▶ _Information given_
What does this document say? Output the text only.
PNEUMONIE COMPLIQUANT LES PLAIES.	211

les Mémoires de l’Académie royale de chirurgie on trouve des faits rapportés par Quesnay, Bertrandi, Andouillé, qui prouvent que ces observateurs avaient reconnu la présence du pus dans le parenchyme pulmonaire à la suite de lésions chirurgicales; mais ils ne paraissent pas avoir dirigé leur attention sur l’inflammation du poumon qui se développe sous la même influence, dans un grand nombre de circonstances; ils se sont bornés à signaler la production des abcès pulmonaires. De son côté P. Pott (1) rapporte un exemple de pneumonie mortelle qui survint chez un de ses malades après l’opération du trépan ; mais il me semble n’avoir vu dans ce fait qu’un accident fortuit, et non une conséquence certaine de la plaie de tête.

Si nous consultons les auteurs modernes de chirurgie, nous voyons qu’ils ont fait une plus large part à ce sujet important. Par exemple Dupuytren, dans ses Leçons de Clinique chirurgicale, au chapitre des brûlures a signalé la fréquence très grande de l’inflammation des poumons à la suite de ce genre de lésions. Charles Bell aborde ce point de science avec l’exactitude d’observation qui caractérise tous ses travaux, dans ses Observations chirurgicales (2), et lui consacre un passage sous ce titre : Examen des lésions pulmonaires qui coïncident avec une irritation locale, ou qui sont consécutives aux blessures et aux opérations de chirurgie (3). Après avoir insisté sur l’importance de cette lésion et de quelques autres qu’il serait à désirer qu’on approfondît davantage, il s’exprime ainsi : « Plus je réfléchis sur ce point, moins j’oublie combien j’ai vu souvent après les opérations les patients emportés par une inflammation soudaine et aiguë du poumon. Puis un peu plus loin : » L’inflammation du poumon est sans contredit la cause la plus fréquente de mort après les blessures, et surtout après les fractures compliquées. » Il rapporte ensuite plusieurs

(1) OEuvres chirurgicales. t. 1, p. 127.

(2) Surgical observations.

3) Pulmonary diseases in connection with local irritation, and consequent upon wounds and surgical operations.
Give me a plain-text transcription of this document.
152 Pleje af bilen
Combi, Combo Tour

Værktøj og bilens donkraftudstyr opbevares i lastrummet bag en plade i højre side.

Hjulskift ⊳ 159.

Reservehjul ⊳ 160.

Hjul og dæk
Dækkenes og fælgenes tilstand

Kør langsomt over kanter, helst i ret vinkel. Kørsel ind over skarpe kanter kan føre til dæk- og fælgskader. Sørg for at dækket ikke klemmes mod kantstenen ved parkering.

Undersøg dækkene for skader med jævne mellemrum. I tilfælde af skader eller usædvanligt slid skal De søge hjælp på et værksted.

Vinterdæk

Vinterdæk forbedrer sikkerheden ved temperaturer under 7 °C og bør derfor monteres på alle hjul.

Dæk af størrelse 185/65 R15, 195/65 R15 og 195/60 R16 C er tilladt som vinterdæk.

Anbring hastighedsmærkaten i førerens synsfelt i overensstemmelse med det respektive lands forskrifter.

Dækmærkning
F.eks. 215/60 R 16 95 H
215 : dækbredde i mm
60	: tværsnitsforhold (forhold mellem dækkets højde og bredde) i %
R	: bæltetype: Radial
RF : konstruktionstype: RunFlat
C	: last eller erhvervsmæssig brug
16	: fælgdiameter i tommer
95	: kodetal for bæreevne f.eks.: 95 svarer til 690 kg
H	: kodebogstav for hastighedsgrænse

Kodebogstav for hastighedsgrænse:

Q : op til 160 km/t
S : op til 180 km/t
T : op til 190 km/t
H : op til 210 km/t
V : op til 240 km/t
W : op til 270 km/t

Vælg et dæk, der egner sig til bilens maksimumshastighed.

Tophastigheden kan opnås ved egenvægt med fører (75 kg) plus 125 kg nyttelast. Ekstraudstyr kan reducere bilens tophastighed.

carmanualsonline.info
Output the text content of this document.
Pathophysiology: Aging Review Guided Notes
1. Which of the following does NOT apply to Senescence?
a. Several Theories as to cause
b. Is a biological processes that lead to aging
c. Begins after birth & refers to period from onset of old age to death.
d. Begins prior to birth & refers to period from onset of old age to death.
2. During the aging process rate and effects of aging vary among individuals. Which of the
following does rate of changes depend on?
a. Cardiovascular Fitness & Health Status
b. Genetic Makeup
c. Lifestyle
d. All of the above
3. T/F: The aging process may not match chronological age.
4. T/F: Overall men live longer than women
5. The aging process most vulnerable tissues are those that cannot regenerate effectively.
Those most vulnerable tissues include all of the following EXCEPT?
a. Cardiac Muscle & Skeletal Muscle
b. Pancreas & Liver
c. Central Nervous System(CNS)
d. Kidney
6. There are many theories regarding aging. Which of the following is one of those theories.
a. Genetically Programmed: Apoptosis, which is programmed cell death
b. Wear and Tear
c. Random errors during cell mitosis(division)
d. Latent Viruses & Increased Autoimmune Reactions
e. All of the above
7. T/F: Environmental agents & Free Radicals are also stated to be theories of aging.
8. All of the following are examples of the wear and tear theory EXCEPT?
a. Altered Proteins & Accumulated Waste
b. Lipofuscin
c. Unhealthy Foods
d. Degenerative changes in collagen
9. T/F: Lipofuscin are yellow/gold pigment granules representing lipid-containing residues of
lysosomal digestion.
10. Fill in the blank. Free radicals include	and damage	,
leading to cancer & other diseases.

▶ _About this exercise_
Return all lines from the data above with "EXCEPT" in them.

▶ _Your solution_
Those most vulnerable tissues include all of the following EXCEPT?
8. All of the following are examples of the wear and tear theory EXCEPT?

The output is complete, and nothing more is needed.